▸ **What you should do**
Below are some records. Say how many of their lines contain the string "Tener", and give nothing but the number.

▸ **Material for this task**
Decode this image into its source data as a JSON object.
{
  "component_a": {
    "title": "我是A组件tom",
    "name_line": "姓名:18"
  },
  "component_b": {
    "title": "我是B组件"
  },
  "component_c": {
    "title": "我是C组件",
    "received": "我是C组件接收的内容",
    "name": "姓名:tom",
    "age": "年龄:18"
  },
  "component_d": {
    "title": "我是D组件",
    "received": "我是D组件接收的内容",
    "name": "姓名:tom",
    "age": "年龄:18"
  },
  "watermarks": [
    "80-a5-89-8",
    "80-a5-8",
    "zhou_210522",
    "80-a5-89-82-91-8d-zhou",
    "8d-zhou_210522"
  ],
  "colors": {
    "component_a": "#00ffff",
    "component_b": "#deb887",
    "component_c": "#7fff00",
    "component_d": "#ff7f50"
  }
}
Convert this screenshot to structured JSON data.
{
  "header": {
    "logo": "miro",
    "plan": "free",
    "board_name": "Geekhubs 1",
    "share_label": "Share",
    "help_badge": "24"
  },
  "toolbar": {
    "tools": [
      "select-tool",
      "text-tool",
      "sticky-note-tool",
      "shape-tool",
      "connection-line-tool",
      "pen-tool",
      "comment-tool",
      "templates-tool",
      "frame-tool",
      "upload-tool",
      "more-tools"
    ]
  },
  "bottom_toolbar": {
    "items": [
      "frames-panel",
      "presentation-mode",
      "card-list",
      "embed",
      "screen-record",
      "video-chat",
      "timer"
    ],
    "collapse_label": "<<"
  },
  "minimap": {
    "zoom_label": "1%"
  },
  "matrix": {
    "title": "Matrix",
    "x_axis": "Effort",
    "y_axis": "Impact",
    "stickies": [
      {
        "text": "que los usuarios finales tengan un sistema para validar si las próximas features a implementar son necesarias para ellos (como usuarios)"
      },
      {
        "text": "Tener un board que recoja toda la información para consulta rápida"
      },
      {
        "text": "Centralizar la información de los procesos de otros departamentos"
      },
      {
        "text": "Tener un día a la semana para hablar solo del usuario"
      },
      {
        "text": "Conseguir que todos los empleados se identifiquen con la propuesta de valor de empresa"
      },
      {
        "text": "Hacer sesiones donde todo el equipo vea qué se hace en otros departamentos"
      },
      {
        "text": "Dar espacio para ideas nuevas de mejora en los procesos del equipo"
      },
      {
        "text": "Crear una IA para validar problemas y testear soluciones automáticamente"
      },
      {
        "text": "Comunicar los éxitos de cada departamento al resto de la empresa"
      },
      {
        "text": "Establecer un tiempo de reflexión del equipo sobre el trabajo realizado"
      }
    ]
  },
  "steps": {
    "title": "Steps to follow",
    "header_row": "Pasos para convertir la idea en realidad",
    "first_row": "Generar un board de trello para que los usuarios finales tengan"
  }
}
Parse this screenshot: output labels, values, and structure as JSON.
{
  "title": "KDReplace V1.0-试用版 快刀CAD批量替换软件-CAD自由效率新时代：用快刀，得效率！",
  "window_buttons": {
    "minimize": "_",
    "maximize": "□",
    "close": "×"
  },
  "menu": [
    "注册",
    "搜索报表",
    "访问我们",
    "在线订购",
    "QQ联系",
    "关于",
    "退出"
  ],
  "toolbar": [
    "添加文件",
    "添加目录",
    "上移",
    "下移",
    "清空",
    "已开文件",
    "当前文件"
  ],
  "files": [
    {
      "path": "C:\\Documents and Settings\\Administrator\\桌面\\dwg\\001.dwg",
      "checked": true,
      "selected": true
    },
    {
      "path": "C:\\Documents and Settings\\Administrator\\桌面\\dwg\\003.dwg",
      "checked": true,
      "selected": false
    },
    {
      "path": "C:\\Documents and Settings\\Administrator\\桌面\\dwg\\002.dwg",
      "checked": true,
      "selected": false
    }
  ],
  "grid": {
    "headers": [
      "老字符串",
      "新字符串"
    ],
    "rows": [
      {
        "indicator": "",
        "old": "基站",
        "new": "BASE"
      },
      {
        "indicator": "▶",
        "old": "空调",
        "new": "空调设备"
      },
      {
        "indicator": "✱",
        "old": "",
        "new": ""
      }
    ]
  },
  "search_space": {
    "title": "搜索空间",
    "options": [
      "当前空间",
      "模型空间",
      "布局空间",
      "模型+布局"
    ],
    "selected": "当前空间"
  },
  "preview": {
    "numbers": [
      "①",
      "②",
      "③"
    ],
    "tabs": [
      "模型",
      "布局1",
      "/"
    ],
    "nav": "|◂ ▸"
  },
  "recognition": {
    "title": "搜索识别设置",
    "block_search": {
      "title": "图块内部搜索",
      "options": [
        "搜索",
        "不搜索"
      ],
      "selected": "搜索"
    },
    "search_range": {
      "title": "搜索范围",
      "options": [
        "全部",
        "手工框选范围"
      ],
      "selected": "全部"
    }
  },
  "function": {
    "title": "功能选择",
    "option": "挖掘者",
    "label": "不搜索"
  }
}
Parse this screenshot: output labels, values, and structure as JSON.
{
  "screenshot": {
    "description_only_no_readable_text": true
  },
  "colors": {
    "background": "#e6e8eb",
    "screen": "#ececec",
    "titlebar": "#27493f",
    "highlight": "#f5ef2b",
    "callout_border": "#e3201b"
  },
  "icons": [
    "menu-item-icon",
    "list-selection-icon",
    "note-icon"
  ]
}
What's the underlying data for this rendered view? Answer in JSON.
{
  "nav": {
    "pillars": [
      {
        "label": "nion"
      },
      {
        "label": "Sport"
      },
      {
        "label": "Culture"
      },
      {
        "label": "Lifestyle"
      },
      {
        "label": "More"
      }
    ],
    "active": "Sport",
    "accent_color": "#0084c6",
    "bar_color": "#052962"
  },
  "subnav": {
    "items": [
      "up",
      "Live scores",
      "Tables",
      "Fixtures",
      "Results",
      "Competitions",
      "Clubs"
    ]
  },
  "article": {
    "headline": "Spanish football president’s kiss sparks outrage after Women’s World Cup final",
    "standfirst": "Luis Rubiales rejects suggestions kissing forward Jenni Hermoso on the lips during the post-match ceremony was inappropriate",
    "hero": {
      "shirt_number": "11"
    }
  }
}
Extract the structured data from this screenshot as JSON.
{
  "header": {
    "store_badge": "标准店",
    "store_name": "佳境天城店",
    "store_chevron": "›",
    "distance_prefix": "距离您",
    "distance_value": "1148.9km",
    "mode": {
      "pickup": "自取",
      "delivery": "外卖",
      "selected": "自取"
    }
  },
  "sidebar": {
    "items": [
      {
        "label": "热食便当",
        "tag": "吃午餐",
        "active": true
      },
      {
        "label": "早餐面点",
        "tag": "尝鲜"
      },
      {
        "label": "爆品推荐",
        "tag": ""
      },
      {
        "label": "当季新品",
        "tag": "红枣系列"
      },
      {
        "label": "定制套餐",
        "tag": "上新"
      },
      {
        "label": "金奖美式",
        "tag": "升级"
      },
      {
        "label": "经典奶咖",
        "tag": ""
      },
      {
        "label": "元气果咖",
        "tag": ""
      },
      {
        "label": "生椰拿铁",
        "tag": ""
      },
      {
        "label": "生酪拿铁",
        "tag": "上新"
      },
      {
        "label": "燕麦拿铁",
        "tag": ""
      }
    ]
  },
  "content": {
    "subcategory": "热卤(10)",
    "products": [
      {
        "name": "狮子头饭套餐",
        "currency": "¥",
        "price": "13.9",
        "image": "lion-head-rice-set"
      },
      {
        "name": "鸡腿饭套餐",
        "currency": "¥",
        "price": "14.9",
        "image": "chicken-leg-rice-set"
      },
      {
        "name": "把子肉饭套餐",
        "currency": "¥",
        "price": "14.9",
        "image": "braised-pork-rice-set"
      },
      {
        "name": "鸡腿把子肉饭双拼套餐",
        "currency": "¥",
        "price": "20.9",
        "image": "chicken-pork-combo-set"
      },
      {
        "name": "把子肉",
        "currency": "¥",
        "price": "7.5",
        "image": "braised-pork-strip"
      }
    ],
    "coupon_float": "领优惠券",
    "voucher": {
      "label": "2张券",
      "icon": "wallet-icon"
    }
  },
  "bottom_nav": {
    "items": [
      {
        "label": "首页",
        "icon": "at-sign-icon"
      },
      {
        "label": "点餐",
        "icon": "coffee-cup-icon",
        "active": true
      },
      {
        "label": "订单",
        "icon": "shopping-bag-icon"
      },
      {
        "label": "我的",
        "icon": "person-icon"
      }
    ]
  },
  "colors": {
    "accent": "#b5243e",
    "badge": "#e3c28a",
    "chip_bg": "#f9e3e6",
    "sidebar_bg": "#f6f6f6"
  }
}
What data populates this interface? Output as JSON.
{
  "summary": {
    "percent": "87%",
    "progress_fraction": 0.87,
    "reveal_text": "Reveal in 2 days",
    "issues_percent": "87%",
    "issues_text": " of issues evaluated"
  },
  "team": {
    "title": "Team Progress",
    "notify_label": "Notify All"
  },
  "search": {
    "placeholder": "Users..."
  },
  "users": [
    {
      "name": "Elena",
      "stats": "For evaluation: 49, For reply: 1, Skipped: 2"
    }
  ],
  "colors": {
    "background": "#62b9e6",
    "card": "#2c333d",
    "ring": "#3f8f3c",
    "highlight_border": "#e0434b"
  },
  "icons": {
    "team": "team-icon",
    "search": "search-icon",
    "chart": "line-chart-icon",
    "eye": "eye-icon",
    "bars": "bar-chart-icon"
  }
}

▸ **Problem solution**
2